▸ **Stated task**
Repeat the records word for word, beginning with their first line and continuing through the line that contains "bar — [493, 170, 689, 182]", including both of those lines.

Excerpt from the dataset
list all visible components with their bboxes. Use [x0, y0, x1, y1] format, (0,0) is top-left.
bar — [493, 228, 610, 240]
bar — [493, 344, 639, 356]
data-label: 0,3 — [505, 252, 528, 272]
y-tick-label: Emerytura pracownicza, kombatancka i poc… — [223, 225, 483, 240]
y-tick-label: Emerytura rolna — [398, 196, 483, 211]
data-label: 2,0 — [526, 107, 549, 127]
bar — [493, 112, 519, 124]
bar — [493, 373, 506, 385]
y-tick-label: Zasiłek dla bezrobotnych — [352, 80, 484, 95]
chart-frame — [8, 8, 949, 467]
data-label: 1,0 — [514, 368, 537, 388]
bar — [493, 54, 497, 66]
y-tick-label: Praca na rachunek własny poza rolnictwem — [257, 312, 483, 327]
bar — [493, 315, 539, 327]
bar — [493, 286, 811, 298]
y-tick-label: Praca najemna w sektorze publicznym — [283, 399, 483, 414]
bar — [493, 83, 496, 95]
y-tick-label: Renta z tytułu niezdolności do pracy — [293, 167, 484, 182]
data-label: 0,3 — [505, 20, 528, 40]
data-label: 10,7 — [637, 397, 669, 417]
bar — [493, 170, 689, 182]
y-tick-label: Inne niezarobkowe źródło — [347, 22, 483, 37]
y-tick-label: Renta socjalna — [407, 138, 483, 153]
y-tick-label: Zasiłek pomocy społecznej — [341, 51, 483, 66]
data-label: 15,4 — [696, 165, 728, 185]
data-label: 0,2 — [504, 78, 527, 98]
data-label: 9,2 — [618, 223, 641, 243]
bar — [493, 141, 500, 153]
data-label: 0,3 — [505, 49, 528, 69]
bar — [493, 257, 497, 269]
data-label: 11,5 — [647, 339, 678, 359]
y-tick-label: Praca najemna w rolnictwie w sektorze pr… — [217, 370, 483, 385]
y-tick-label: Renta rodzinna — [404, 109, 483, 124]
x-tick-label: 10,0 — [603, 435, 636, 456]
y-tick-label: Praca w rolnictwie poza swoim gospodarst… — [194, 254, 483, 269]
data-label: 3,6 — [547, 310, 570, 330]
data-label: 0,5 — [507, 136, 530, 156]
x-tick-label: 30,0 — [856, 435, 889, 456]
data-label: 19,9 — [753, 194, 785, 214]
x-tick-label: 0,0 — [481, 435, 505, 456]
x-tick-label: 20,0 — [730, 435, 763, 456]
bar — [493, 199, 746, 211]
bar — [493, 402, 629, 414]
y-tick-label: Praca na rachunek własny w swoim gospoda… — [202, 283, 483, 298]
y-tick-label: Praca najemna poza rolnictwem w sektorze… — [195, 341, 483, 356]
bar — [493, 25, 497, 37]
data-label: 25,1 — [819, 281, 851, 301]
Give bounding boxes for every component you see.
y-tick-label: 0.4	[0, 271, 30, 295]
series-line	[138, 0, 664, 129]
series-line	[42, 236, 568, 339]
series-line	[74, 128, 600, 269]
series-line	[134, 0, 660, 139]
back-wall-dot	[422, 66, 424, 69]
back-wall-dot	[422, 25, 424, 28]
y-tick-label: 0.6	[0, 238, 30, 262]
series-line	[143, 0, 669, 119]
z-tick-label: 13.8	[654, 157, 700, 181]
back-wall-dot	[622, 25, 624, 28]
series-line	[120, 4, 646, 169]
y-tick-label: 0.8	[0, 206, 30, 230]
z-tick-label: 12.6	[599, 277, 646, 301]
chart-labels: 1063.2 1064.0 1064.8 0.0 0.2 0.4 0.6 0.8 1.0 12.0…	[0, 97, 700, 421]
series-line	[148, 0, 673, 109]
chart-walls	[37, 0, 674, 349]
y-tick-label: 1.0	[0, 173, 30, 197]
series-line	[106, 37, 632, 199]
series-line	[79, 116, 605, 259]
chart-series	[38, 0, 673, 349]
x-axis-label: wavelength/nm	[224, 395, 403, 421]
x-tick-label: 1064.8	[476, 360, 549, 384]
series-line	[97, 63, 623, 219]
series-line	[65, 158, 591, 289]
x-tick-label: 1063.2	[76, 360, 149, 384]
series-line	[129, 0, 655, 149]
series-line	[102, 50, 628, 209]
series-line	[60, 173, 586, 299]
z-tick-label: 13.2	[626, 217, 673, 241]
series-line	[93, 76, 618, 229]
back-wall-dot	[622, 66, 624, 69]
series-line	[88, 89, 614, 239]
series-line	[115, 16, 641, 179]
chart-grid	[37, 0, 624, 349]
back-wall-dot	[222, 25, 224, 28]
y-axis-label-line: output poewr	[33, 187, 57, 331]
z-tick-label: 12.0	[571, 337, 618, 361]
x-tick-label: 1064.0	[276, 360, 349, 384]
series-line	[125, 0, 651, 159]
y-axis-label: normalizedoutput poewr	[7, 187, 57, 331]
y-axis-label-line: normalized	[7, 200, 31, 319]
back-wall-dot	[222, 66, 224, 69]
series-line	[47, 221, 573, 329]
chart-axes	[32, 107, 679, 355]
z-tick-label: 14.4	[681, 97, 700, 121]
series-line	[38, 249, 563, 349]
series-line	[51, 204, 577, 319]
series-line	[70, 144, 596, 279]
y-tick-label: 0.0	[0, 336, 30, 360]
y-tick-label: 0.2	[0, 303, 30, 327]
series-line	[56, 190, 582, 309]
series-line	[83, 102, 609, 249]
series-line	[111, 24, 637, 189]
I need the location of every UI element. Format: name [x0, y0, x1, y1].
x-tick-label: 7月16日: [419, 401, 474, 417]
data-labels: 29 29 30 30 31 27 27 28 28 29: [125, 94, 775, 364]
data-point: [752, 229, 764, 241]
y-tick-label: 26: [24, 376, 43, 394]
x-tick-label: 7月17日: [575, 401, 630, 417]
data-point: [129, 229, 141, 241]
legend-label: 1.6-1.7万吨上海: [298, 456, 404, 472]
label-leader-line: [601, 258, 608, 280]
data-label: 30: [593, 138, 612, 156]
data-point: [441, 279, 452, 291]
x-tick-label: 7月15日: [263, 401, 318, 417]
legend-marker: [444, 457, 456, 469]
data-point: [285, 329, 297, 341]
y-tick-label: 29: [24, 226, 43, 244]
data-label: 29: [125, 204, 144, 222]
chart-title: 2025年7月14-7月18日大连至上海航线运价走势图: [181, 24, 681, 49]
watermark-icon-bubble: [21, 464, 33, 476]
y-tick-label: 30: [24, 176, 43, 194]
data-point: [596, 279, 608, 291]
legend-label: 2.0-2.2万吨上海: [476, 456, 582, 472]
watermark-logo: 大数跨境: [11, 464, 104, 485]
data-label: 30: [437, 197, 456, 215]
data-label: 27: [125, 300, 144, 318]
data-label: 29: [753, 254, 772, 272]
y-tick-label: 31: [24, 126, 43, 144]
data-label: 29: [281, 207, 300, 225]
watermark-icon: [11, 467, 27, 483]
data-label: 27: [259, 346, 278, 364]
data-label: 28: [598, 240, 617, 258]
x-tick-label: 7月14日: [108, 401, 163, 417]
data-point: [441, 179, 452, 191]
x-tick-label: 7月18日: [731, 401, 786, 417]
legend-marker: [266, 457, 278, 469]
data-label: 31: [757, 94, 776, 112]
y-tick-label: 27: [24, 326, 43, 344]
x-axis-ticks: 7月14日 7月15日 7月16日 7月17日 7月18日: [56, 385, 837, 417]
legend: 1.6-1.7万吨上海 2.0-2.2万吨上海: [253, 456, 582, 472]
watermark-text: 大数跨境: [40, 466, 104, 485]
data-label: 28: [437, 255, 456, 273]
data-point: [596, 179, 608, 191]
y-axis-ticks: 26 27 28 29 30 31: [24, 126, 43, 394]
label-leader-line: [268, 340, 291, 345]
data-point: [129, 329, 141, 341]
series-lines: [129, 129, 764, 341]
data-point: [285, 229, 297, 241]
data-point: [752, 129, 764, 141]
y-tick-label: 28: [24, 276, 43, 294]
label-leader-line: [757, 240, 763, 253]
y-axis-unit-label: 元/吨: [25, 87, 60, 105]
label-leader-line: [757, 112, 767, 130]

▸ **Output for this task**
list all visible components with their bboxes. Use [x0, y0, x1, y1] format, (0,0) is top-left.
bar — [493, 228, 610, 240]
bar — [493, 344, 639, 356]
data-label: 0,3 — [505, 252, 528, 272]
y-tick-label: Emerytura pracownicza, kombatancka i poc… — [223, 225, 483, 240]
y-tick-label: Emerytura rolna — [398, 196, 483, 211]
data-label: 2,0 — [526, 107, 549, 127]
bar — [493, 112, 519, 124]
bar — [493, 373, 506, 385]
y-tick-label: Zasiłek dla bezrobotnych — [352, 80, 484, 95]
chart-frame — [8, 8, 949, 467]
data-label: 1,0 — [514, 368, 537, 388]
bar — [493, 54, 497, 66]
y-tick-label: Praca na rachunek własny poza rolnictwem — [257, 312, 483, 327]
bar — [493, 315, 539, 327]
bar — [493, 286, 811, 298]
y-tick-label: Praca najemna w sektorze publicznym — [283, 399, 483, 414]
bar — [493, 83, 496, 95]
y-tick-label: Renta z tytułu niezdolności do pracy — [293, 167, 484, 182]
data-label: 0,3 — [505, 20, 528, 40]
data-label: 10,7 — [637, 397, 669, 417]
bar — [493, 170, 689, 182]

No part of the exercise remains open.